**Records excerpted from a collection:**
BEGIN

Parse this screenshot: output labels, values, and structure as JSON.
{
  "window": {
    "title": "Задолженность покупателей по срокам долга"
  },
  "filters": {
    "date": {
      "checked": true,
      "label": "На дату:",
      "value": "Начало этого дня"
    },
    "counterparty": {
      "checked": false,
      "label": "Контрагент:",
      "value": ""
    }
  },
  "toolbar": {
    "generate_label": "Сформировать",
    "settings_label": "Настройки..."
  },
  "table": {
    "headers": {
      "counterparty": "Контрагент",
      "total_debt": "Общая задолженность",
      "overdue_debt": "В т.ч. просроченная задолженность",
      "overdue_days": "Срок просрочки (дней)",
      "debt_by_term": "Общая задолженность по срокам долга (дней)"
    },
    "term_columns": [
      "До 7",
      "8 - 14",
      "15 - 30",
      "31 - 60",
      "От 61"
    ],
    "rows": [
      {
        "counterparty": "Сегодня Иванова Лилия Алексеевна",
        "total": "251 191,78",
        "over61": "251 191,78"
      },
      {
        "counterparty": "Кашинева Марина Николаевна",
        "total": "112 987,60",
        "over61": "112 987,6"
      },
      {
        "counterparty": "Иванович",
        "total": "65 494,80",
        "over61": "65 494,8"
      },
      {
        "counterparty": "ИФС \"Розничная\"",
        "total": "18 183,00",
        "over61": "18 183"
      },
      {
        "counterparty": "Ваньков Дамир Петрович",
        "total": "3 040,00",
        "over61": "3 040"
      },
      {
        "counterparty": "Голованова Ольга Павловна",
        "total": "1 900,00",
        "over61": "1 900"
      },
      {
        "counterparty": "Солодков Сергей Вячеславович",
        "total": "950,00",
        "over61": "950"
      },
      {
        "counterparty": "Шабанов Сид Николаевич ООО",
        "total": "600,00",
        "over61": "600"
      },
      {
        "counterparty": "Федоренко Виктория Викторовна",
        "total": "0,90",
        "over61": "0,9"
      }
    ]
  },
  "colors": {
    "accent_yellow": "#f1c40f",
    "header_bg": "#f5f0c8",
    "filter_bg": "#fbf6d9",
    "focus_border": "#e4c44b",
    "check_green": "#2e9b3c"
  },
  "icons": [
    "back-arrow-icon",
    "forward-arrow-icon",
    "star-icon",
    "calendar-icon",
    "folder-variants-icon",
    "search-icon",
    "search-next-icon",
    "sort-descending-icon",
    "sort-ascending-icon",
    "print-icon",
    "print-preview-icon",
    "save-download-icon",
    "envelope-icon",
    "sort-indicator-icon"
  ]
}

END

**What is needed:**
Show the lines that mention the word "Контрагент".

**Answer below:**
      "label": "Контрагент:",
      "counterparty": "Контрагент",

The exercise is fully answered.